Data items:
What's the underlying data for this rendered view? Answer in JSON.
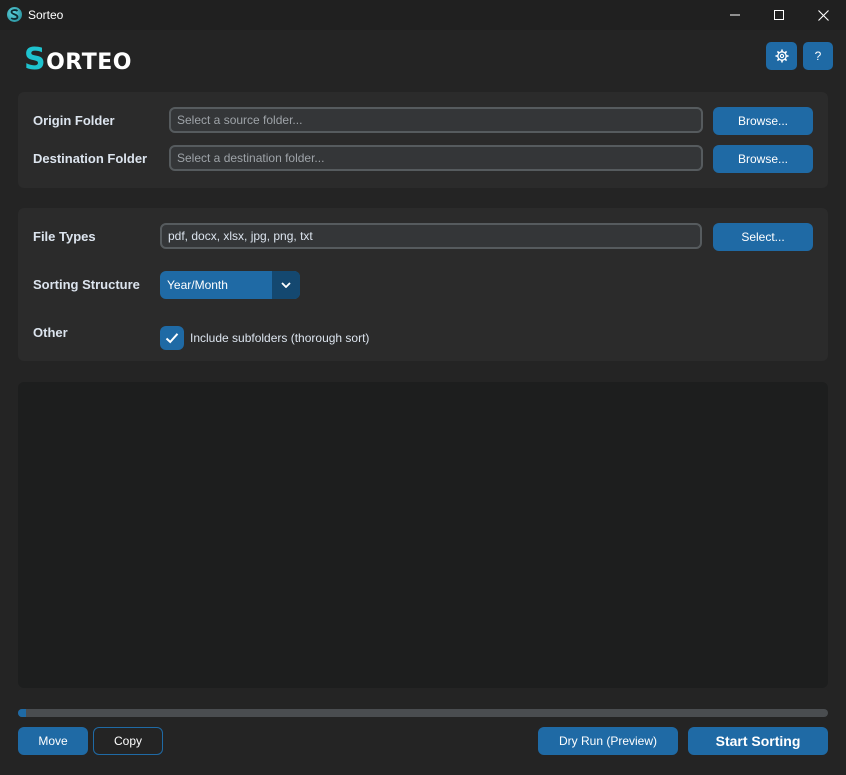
{
  "window": {
    "title": "Sorteo"
  },
  "header": {
    "logo_initial": "S",
    "logo_rest": "ORTEO",
    "help_label": "?"
  },
  "origin": {
    "label": "Origin Folder",
    "value": "",
    "placeholder": "Select a source folder...",
    "browse_label": "Browse..."
  },
  "destination": {
    "label": "Destination Folder",
    "value": "",
    "placeholder": "Select a destination folder...",
    "browse_label": "Browse..."
  },
  "file_types": {
    "label": "File Types",
    "value": "pdf, docx, xlsx, jpg, png, txt",
    "select_label": "Select..."
  },
  "sorting": {
    "label": "Sorting Structure",
    "selected": "Year/Month"
  },
  "other": {
    "label": "Other",
    "checkbox_label": "Include subfolders (thorough sort)",
    "checked": true
  },
  "log": {
    "text": ""
  },
  "progress": {
    "value": 0.01
  },
  "footer": {
    "move_label": "Move",
    "copy_label": "Copy",
    "dry_run_label": "Dry Run (Preview)",
    "start_label": "Start Sorting"
  },
  "colors": {
    "accent": "#1f6aa5",
    "accent_dark": "#144870",
    "logo_accent": "#1ec3cf",
    "background": "#242424",
    "panel": "#2b2b2b"
  },
  "icons": [
    "app-icon",
    "minimize-icon",
    "maximize-icon",
    "close-icon",
    "gear-icon",
    "chevron-down-icon",
    "checkmark-icon"
  ]
}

* **Objective**
From the entries above, copy every line containing the word "value".

* **Worked answer**
    "value": "",
    "value": "",
    "value": "pdf, docx, xlsx, jpg, png, txt",
    "value": 0.01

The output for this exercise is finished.